• [Given records]
******************************
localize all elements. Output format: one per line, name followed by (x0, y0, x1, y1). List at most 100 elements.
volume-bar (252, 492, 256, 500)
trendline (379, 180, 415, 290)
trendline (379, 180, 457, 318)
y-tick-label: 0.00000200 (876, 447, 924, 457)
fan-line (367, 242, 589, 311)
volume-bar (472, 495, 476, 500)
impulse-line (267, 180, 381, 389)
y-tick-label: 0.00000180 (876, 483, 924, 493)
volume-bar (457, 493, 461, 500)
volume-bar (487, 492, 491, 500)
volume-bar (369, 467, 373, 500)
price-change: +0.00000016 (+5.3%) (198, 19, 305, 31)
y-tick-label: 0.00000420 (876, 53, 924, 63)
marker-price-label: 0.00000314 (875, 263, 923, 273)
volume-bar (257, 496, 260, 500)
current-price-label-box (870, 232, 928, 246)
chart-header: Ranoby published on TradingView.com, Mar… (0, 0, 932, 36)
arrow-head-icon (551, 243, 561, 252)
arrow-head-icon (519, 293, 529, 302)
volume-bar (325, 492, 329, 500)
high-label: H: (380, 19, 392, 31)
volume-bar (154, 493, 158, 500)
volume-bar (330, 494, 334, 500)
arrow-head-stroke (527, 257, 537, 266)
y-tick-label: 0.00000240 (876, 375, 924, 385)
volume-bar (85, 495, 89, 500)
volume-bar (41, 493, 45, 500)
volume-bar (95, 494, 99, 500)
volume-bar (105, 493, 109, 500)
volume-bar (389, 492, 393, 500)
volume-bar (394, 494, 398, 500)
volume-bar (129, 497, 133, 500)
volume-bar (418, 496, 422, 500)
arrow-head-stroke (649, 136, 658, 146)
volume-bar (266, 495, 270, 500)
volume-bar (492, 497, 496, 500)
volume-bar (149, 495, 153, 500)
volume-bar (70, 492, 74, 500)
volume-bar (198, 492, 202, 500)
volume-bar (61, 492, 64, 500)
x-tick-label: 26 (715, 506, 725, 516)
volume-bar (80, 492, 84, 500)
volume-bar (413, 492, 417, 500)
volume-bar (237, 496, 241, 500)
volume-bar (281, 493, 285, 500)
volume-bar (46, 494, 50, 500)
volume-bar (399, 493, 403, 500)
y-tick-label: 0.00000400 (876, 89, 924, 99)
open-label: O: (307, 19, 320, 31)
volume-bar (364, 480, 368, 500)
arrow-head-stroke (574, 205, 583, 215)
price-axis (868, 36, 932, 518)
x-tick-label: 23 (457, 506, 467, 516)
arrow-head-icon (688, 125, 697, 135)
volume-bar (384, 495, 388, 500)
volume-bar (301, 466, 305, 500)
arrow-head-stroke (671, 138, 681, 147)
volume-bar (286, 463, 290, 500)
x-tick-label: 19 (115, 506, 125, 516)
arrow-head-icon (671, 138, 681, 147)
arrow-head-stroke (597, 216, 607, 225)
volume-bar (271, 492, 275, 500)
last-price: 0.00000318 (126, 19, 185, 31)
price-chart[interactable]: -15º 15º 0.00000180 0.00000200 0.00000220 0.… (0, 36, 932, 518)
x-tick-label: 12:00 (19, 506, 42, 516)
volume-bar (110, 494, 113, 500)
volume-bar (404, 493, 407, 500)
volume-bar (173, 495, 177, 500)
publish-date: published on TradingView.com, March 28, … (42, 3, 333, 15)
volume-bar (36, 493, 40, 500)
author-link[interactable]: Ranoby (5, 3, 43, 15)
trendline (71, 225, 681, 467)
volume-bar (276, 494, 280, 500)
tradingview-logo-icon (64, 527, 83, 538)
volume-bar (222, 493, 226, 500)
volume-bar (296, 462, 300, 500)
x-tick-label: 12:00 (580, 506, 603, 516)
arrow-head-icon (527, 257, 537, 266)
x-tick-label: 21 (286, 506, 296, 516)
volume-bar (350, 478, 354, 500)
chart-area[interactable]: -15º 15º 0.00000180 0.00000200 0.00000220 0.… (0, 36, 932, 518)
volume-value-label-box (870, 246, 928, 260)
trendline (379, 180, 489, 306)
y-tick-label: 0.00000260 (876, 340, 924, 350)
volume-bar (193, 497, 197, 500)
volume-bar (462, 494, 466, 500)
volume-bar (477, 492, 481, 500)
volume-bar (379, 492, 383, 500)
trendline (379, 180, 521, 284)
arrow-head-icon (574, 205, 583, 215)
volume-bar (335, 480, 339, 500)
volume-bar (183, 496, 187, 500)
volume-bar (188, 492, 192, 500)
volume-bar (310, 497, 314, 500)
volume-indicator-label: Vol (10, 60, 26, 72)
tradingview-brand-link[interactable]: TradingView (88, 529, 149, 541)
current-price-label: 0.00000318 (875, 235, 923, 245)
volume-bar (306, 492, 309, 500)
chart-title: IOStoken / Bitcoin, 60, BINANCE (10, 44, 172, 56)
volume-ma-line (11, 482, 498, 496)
******************************
• [Given request] Reproduce the material above, changing every instance of "trendline" to "trend-line" and leaving everything else untouched.

• [Answer for this exercise]
localize all elements. Output format: one per line, name followed by (x0, y0, x1, y1). List at most 100 elements.
volume-bar (252, 492, 256, 500)
trend-line (379, 180, 415, 290)
trend-line (379, 180, 457, 318)
y-tick-label: 0.00000200 (876, 447, 924, 457)
fan-line (367, 242, 589, 311)
volume-bar (472, 495, 476, 500)
impulse-line (267, 180, 381, 389)
y-tick-label: 0.00000180 (876, 483, 924, 493)
volume-bar (457, 493, 461, 500)
volume-bar (487, 492, 491, 500)
volume-bar (369, 467, 373, 500)
price-change: +0.00000016 (+5.3%) (198, 19, 305, 31)
y-tick-label: 0.00000420 (876, 53, 924, 63)
marker-price-label: 0.00000314 (875, 263, 923, 273)
volume-bar (257, 496, 260, 500)
current-price-label-box (870, 232, 928, 246)
chart-header: Ranoby published on TradingView.com, Mar… (0, 0, 932, 36)
arrow-head-icon (551, 243, 561, 252)
arrow-head-icon (519, 293, 529, 302)
volume-bar (325, 492, 329, 500)
high-label: H: (380, 19, 392, 31)
volume-bar (154, 493, 158, 500)
volume-bar (330, 494, 334, 500)
arrow-head-stroke (527, 257, 537, 266)
y-tick-label: 0.00000240 (876, 375, 924, 385)
volume-bar (85, 495, 89, 500)
volume-bar (41, 493, 45, 500)
volume-bar (95, 494, 99, 500)
volume-bar (105, 493, 109, 500)
volume-bar (389, 492, 393, 500)
volume-bar (394, 494, 398, 500)
volume-bar (129, 497, 133, 500)
volume-bar (418, 496, 422, 500)
arrow-head-stroke (649, 136, 658, 146)
volume-bar (266, 495, 270, 500)
volume-bar (492, 497, 496, 500)
volume-bar (149, 495, 153, 500)
volume-bar (70, 492, 74, 500)
volume-bar (198, 492, 202, 500)
volume-bar (61, 492, 64, 500)
x-tick-label: 26 (715, 506, 725, 516)
volume-bar (80, 492, 84, 500)
volume-bar (413, 492, 417, 500)
volume-bar (237, 496, 241, 500)
volume-bar (281, 493, 285, 500)
volume-bar (46, 494, 50, 500)
volume-bar (399, 493, 403, 500)
y-tick-label: 0.00000400 (876, 89, 924, 99)
open-label: O: (307, 19, 320, 31)
volume-bar (364, 480, 368, 500)
arrow-head-stroke (574, 205, 583, 215)
price-axis (868, 36, 932, 518)
x-tick-label: 23 (457, 506, 467, 516)
arrow-head-icon (688, 125, 697, 135)
volume-bar (384, 495, 388, 500)
volume-bar (301, 466, 305, 500)
arrow-head-stroke (671, 138, 681, 147)
volume-bar (286, 463, 290, 500)
x-tick-label: 19 (115, 506, 125, 516)
arrow-head-icon (671, 138, 681, 147)
arrow-head-stroke (597, 216, 607, 225)
volume-bar (271, 492, 275, 500)
last-price: 0.00000318 (126, 19, 185, 31)
price-chart[interactable]: -15º 15º 0.00000180 0.00000200 0.00000220 0.… (0, 36, 932, 518)
x-tick-label: 12:00 (19, 506, 42, 516)
volume-bar (110, 494, 113, 500)
volume-bar (404, 493, 407, 500)
volume-bar (173, 495, 177, 500)
publish-date: published on TradingView.com, March 28, … (42, 3, 333, 15)
volume-bar (36, 493, 40, 500)
author-link[interactable]: Ranoby (5, 3, 43, 15)
trend-line (71, 225, 681, 467)
volume-bar (276, 494, 280, 500)
tradingview-logo-icon (64, 527, 83, 538)
volume-bar (222, 493, 226, 500)
volume-bar (296, 462, 300, 500)
x-tick-label: 12:00 (580, 506, 603, 516)
arrow-head-icon (527, 257, 537, 266)
x-tick-label: 21 (286, 506, 296, 516)
volume-bar (350, 478, 354, 500)
chart-area[interactable]: -15º 15º 0.00000180 0.00000200 0.00000220 0.… (0, 36, 932, 518)
volume-value-label-box (870, 246, 928, 260)
trend-line (379, 180, 489, 306)
y-tick-label: 0.00000260 (876, 340, 924, 350)
volume-bar (193, 497, 197, 500)
volume-bar (462, 494, 466, 500)
volume-bar (477, 492, 481, 500)
volume-bar (379, 492, 383, 500)
trend-line (379, 180, 521, 284)
arrow-head-icon (574, 205, 583, 215)
volume-bar (335, 480, 339, 500)
volume-bar (183, 496, 187, 500)
volume-bar (188, 492, 192, 500)
volume-bar (310, 497, 314, 500)
volume-indicator-label: Vol (10, 60, 26, 72)
tradingview-brand-link[interactable]: TradingView (88, 529, 149, 541)
current-price-label: 0.00000318 (875, 235, 923, 245)
volume-bar (306, 492, 309, 500)
chart-title: IOStoken / Bitcoin, 60, BINANCE (10, 44, 172, 56)
volume-ma-line (11, 482, 498, 496)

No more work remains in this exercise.